* EXERCISE GOAL
Track down each line that has the word "from" and copy it.
▬▬▬
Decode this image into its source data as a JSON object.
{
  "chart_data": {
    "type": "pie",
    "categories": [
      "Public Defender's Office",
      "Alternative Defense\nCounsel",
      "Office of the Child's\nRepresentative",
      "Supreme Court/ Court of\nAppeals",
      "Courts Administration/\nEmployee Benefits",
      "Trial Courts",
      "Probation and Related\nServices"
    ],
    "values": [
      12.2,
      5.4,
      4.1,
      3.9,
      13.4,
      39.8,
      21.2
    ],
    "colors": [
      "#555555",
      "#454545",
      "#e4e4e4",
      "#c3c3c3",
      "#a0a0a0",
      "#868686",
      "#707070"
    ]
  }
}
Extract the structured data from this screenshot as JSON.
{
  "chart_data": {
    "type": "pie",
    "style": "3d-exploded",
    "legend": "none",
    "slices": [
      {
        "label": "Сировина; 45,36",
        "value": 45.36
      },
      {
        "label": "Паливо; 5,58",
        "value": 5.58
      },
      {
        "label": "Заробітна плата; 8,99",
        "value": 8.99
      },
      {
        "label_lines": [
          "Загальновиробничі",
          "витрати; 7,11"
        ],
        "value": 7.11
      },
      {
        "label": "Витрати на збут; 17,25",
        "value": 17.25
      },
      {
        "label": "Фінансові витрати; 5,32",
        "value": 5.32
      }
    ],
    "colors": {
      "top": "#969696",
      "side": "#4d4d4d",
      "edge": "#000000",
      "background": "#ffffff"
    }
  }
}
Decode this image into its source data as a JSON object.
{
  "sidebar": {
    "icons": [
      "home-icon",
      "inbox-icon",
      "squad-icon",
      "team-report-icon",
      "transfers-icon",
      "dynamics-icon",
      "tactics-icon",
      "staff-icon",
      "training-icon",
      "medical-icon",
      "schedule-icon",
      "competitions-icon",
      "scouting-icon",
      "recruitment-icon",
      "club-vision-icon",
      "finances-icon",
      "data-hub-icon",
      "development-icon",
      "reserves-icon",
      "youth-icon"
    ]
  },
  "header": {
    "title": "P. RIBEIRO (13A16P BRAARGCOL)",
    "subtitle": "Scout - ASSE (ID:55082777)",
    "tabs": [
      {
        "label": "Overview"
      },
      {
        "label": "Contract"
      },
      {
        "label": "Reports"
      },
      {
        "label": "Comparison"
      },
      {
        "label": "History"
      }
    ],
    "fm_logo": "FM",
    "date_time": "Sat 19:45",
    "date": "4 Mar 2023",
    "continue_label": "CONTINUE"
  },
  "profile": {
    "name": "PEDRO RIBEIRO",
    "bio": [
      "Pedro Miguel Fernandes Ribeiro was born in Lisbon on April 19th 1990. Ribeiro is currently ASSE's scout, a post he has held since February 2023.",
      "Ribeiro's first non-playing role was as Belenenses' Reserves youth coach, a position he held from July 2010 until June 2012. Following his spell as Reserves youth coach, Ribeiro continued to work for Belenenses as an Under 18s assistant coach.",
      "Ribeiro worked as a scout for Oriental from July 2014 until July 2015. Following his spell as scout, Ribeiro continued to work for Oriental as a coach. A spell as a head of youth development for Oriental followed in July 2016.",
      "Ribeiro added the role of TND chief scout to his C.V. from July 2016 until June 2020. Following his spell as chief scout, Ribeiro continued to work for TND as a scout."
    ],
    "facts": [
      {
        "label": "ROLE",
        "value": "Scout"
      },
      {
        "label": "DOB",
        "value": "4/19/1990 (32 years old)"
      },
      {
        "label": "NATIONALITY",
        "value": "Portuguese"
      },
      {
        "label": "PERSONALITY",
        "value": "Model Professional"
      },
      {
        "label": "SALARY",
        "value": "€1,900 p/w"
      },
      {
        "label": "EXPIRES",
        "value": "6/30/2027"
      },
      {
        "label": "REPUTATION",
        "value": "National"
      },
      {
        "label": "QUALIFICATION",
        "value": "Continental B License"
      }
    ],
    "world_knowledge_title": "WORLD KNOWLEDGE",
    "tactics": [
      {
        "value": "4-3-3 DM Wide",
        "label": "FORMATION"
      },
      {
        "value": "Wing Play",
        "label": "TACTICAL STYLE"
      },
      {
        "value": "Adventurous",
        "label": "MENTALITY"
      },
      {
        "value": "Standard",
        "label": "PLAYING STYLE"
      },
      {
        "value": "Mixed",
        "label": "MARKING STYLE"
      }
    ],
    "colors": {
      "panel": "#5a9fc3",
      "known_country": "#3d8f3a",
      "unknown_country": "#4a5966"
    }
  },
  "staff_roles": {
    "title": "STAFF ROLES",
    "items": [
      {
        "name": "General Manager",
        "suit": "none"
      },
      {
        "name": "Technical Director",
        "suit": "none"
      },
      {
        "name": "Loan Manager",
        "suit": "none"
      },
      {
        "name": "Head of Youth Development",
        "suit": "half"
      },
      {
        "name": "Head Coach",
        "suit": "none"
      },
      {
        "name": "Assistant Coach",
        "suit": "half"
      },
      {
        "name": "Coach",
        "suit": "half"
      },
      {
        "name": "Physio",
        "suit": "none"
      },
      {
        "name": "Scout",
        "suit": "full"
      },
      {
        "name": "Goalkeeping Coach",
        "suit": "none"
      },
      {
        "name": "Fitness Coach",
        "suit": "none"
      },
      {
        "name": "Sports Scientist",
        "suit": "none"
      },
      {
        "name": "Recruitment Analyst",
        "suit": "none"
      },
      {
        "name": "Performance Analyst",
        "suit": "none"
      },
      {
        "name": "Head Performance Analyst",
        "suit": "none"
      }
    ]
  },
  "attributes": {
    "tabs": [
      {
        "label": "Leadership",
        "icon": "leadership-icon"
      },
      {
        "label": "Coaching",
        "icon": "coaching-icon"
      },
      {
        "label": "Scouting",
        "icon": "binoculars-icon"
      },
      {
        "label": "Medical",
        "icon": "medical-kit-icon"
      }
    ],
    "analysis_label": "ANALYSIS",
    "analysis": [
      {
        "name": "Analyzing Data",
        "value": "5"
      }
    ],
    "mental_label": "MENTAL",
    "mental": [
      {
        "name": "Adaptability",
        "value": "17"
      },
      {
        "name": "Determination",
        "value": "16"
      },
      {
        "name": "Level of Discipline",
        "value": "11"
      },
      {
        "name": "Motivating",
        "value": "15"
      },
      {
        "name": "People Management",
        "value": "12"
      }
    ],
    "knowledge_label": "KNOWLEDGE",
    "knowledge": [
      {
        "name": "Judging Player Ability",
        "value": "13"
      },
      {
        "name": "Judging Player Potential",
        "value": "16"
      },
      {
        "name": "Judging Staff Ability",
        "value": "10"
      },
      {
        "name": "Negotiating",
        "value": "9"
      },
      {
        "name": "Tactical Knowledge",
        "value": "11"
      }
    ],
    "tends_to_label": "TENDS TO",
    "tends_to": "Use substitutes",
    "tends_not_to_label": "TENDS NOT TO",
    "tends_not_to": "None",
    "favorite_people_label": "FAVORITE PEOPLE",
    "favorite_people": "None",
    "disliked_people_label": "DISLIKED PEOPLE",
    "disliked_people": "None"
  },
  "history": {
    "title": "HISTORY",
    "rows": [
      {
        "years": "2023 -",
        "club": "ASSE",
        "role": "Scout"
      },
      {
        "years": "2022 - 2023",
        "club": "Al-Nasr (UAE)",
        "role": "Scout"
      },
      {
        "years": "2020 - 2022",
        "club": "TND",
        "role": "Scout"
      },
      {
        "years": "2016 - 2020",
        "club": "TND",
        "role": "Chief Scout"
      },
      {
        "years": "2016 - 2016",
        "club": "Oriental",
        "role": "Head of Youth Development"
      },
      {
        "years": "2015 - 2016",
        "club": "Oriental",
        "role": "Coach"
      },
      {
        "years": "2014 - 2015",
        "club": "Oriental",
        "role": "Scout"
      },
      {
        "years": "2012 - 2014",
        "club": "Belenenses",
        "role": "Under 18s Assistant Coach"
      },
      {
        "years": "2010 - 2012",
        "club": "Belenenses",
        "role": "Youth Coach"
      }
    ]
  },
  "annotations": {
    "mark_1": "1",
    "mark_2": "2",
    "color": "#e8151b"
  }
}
▬▬▬
* COMPLETED EXERCISE
Extract the structured data from this screenshot as JSON.
      "Ribeiro's first non-playing role was as Belenenses' Reserves youth coach, a position he held from July 2010 until June 2012. Following his spell as Reserves youth coach, Ribeiro continued to work for Belenenses as an Under 18s assistant coach.",
      "Ribeiro worked as a scout for Oriental from July 2014 until July 2015. Following his spell as scout, Ribeiro continued to work for Oriental as a coach. A spell as a head of youth development for Oriental followed in July 2016.",
      "Ribeiro added the role of TND chief scout to his C.V. from July 2016 until June 2020. Following his spell as chief scout, Ribeiro continued to work for TND as a scout."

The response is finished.